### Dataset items
_ _ _

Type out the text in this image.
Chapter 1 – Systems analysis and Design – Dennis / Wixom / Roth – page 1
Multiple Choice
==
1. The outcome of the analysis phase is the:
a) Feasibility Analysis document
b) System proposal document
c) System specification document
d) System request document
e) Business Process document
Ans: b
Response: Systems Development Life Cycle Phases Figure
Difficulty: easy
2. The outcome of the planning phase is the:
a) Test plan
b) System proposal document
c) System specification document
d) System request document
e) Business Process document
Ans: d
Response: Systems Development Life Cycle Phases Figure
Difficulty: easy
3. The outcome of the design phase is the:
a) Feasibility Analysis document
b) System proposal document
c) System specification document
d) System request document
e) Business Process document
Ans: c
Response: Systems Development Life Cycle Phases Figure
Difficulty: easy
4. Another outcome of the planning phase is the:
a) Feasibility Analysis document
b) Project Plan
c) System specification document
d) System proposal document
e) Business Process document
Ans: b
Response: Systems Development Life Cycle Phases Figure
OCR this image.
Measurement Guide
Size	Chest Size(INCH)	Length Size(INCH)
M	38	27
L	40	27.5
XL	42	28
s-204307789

_ _ _

### Aim of the task
Which lines hold the word "outcome"? Copy all of them.

### Task answer
1. The outcome of the analysis phase is the:
2. The outcome of the planning phase is the:
3. The outcome of the design phase is the:
4. Another outcome of the planning phase is the:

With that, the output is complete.